• _Aim_
Output each entry exactly; skip nothing.

• _Records_
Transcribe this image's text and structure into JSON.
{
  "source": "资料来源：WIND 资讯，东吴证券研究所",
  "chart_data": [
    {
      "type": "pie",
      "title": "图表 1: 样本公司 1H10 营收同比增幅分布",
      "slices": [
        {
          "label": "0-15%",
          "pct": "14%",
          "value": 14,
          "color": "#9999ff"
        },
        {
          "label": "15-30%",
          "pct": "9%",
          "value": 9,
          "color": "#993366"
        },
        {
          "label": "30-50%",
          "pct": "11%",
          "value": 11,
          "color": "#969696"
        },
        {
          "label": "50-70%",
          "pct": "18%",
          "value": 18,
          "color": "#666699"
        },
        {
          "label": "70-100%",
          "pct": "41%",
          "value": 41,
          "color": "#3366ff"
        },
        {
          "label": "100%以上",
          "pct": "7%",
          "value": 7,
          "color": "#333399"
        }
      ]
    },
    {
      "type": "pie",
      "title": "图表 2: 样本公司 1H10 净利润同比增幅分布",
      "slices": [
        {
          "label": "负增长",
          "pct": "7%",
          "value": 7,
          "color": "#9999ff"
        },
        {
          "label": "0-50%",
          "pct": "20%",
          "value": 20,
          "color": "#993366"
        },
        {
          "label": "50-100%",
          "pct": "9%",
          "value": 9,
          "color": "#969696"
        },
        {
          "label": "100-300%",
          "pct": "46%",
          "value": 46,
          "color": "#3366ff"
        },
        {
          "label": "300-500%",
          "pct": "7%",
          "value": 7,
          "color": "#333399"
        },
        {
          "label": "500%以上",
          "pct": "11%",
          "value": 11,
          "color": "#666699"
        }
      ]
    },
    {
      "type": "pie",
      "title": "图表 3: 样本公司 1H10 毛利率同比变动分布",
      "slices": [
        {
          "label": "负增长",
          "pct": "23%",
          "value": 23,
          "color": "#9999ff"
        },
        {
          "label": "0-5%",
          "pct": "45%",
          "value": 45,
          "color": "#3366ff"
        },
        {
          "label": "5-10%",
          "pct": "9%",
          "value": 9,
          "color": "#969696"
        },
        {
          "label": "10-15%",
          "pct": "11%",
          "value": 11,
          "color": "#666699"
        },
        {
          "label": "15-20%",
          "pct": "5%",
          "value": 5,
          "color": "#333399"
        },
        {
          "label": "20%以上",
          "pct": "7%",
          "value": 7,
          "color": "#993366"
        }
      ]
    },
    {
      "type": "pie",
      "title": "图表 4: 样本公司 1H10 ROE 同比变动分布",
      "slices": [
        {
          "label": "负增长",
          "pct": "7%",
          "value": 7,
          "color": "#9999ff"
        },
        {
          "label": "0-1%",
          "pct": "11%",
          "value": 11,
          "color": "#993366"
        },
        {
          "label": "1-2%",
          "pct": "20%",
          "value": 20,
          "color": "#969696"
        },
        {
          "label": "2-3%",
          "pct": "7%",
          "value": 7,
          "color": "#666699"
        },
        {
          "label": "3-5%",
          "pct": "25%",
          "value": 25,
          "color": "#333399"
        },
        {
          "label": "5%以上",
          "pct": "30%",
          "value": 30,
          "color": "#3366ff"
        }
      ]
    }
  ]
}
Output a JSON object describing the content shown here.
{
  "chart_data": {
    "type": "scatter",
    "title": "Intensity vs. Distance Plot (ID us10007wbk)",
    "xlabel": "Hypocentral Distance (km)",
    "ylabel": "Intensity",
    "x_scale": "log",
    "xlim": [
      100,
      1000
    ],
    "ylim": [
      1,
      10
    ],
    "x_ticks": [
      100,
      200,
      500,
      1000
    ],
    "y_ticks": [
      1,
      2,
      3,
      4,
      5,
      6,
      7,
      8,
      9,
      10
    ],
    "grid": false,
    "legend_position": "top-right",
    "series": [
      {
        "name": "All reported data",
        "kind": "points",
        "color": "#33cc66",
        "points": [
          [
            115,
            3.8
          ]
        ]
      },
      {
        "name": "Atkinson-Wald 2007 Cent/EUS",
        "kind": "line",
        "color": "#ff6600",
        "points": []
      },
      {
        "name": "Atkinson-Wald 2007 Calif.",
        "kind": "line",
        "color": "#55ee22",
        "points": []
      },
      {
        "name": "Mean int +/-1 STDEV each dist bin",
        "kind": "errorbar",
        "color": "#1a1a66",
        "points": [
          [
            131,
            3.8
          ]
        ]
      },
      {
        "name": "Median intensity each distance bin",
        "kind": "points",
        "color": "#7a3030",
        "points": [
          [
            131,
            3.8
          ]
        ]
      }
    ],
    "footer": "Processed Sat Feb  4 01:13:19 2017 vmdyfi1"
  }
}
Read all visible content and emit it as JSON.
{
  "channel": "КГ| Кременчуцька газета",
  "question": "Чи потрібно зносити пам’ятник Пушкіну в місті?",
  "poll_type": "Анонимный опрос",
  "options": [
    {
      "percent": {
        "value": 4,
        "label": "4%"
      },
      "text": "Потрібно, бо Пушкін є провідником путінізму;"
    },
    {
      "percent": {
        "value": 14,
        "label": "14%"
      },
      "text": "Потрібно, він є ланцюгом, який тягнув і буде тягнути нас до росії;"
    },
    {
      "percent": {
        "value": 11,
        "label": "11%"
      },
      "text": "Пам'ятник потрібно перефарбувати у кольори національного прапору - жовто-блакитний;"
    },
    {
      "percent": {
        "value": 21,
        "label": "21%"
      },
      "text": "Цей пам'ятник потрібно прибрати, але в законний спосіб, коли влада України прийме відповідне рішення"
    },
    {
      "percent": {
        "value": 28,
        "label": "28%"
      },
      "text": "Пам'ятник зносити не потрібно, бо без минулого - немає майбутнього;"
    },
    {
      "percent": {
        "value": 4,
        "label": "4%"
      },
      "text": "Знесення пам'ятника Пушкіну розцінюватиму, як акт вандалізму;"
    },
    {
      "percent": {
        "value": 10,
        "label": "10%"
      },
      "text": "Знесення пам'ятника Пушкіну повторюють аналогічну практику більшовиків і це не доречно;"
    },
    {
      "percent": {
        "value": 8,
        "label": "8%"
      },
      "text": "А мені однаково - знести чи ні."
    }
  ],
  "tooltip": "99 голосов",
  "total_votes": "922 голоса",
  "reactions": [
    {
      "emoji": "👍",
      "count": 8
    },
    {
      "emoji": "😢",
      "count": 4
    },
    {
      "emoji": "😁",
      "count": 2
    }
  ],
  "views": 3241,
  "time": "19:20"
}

• _Task result_
Transcribe this image's text and structure into JSON.
{
  "source": "资料来源：WIND 资讯，东吴证券研究所",
  "chart_data": [
    {
      "type": "pie",
      "title": "图表 1: 样本公司 1H10 营收同比增幅分布",
      "slices": [
        {
          "label": "0-15%",
          "pct": "14%",
          "value": 14,
          "color": "#9999ff"
        },
        {
          "label": "15-30%",
          "pct": "9%",
          "value": 9,
          "color": "#993366"
        },
        {
          "label": "30-50%",
          "pct": "11%",
          "value": 11,
          "color": "#969696"
        },
        {
          "label": "50-70%",
          "pct": "18%",
          "value": 18,
          "color": "#666699"
        },
        {
          "label": "70-100%",
          "pct": "41%",
          "value": 41,
          "color": "#3366ff"
        },
        {
          "label": "100%以上",
          "pct": "7%",
          "value": 7,
          "color": "#333399"
        }
      ]
    },
    {
      "type": "pie",
      "title": "图表 2: 样本公司 1H10 净利润同比增幅分布",
      "slices": [
        {
          "label": "负增长",
          "pct": "7%",
          "value": 7,
          "color": "#9999ff"
        },
        {
          "label": "0-50%",
          "pct": "20%",
          "value": 20,
          "color": "#993366"
        },
        {
          "label": "50-100%",
          "pct": "9%",
          "value": 9,
          "color": "#969696"
        },
        {
          "label": "100-300%",
          "pct": "46%",
          "value": 46,
          "color": "#3366ff"
        },
        {
          "label": "300-500%",
          "pct": "7%",
          "value": 7,
          "color": "#333399"
        },
        {
          "label": "500%以上",
          "pct": "11%",
          "value": 11,
          "color": "#666699"
        }
      ]
    },
    {
      "type": "pie",
      "title": "图表 3: 样本公司 1H10 毛利率同比变动分布",
      "slices": [
        {
          "label": "负增长",
          "pct": "23%",
          "value": 23,
          "color": "#9999ff"
        },
        {
          "label": "0-5%",
          "pct": "45%",
          "value": 45,
          "color": "#3366ff"
        },
        {
          "label": "5-10%",
          "pct": "9%",
          "value": 9,
          "color": "#969696"
        },
        {
          "label": "10-15%",
          "pct": "11%",
          "value": 11,
          "color": "#666699"
        },
        {
          "label": "15-20%",
          "pct": "5%",
          "value": 5,
          "color": "#333399"
        },
        {
          "label": "20%以上",
          "pct": "7%",
          "value": 7,
          "color": "#993366"
        }
      ]
    },
    {
      "type": "pie",
      "title": "图表 4: 样本公司 1H10 ROE 同比变动分布",
      "slices": [
        {
          "label": "负增长",
          "pct": "7%",
          "value": 7,
          "color": "#9999ff"
        },
        {
          "label": "0-1%",
          "pct": "11%",
          "value": 11,
          "color": "#993366"
        },
        {
          "label": "1-2%",
          "pct": "20%",
          "value": 20,
          "color": "#969696"
        },
        {
          "label": "2-3%",
          "pct": "7%",
          "value": 7,
          "color": "#666699"
        },
        {
          "label": "3-5%",
          "pct": "25%",
          "value": 25,
          "color": "#333399"
        },
        {
          "label": "5%以上",
          "pct": "30%",
          "value": 30,
          "color": "#3366ff"
        }
      ]
    }
  ]
}
Output a JSON object describing the content shown here.
{
  "chart_data": {
    "type": "scatter",
    "title": "Intensity vs. Distance Plot (ID us10007wbk)",
    "xlabel": "Hypocentral Distance (km)",
    "ylabel": "Intensity",
    "x_scale": "log",
    "xlim": [
      100,
      1000
    ],
    "ylim": [
      1,
      10
    ],
    "x_ticks": [
      100,
      200,
      500,
      1000
    ],
    "y_ticks": [
      1,
      2,
      3,
      4,
      5,
      6,
      7,
      8,
      9,
      10
    ],
    "grid": false,
    "legend_position": "top-right",
    "series": [
      {
        "name": "All reported data",
        "kind": "points",
        "color": "#33cc66",
        "points": [
          [
            115,
            3.8
          ]
        ]
      },
      {
        "name": "Atkinson-Wald 2007 Cent/EUS",
        "kind": "line",
        "color": "#ff6600",
        "points": []
      },
      {
        "name": "Atkinson-Wald 2007 Calif.",
        "kind": "line",
        "color": "#55ee22",
        "points": []
      },
      {
        "name": "Mean int +/-1 STDEV each dist bin",
        "kind": "errorbar",
        "color": "#1a1a66",
        "points": [
          [
            131,
            3.8
          ]
        ]
      },
      {
        "name": "Median intensity each distance bin",
        "kind": "points",
        "color": "#7a3030",
        "points": [
          [
            131,
            3.8
          ]
        ]
      }
    ],
    "footer": "Processed Sat Feb  4 01:13:19 2017 vmdyfi1"
  }
}
Read all visible content and emit it as JSON.
{
  "channel": "КГ| Кременчуцька газета",
  "question": "Чи потрібно зносити пам’ятник Пушкіну в місті?",
  "poll_type": "Анонимный опрос",
  "options": [
    {
      "percent": {
        "value": 4,
        "label": "4%"
      },
      "text": "Потрібно, бо Пушкін є провідником путінізму;"
    },
    {
      "percent": {
        "value": 14,
        "label": "14%"
      },
      "text": "Потрібно, він є ланцюгом, який тягнув і буде тягнути нас до росії;"
    },
    {
      "percent": {
        "value": 11,
        "label": "11%"
      },
      "text": "Пам'ятник потрібно перефарбувати у кольори національного прапору - жовто-блакитний;"
    },
    {
      "percent": {
        "value": 21,
        "label": "21%"
      },
      "text": "Цей пам'ятник потрібно прибрати, але в законний спосіб, коли влада України прийме відповідне рішення"
    },
    {
      "percent": {
        "value": 28,
        "label": "28%"
      },
      "text": "Пам'ятник зносити не потрібно, бо без минулого - немає майбутнього;"
    },
    {
      "percent": {
        "value": 4,
        "label": "4%"
      },
      "text": "Знесення пам'ятника Пушкіну розцінюватиму, як акт вандалізму;"
    },
    {
      "percent": {
        "value": 10,
        "label": "10%"
      },
      "text": "Знесення пам'ятника Пушкіну повторюють аналогічну практику більшовиків і це не доречно;"
    },
    {
      "percent": {
        "value": 8,
        "label": "8%"
      },
      "text": "А мені однаково - знести чи ні."
    }
  ],
  "tooltip": "99 голосов",
  "total_votes": "922 голоса",
  "reactions": [
    {
      "emoji": "👍",
      "count": 8
    },
    {
      "emoji": "😢",
      "count": 4
    },
    {
      "emoji": "😁",
      "count": 2
    }
  ],
  "views": 3241,
  "time": "19:20"
}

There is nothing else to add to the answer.